=== EXTRACTED DATA ===

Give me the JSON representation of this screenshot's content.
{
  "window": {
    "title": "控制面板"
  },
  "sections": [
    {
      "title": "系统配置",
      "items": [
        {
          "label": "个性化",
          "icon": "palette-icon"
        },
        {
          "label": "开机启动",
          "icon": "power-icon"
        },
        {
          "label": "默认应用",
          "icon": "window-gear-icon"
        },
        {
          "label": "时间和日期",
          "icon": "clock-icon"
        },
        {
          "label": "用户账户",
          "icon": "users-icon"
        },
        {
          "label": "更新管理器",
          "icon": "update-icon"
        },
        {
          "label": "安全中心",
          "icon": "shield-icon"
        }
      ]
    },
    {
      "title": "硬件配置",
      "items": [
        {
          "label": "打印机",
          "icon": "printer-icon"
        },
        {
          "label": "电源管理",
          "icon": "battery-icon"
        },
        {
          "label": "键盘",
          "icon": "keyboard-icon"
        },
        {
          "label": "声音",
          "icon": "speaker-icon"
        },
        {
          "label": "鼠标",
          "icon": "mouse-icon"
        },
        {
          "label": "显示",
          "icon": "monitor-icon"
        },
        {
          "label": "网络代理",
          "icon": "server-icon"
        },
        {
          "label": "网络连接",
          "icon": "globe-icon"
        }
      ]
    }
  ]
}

===

THE PROBLEM »
Write out every entry word for word.

EXERCISE ANSWER »
Give me the JSON representation of this screenshot's content.
{
  "window": {
    "title": "控制面板"
  },
  "sections": [
    {
      "title": "系统配置",
      "items": [
        {
          "label": "个性化",
          "icon": "palette-icon"
        },
        {
          "label": "开机启动",
          "icon": "power-icon"
        },
        {
          "label": "默认应用",
          "icon": "window-gear-icon"
        },
        {
          "label": "时间和日期",
          "icon": "clock-icon"
        },
        {
          "label": "用户账户",
          "icon": "users-icon"
        },
        {
          "label": "更新管理器",
          "icon": "update-icon"
        },
        {
          "label": "安全中心",
          "icon": "shield-icon"
        }
      ]
    },
    {
      "title": "硬件配置",
      "items": [
        {
          "label": "打印机",
          "icon": "printer-icon"
        },
        {
          "label": "电源管理",
          "icon": "battery-icon"
        },
        {
          "label": "键盘",
          "icon": "keyboard-icon"
        },
        {
          "label": "声音",
          "icon": "speaker-icon"
        },
        {
          "label": "鼠标",
          "icon": "mouse-icon"
        },
        {
          "label": "显示",
          "icon": "monitor-icon"
        },
        {
          "label": "网络代理",
          "icon": "server-icon"
        },
        {
          "label": "网络连接",
          "icon": "globe-icon"
        }
      ]
    }
  ]
}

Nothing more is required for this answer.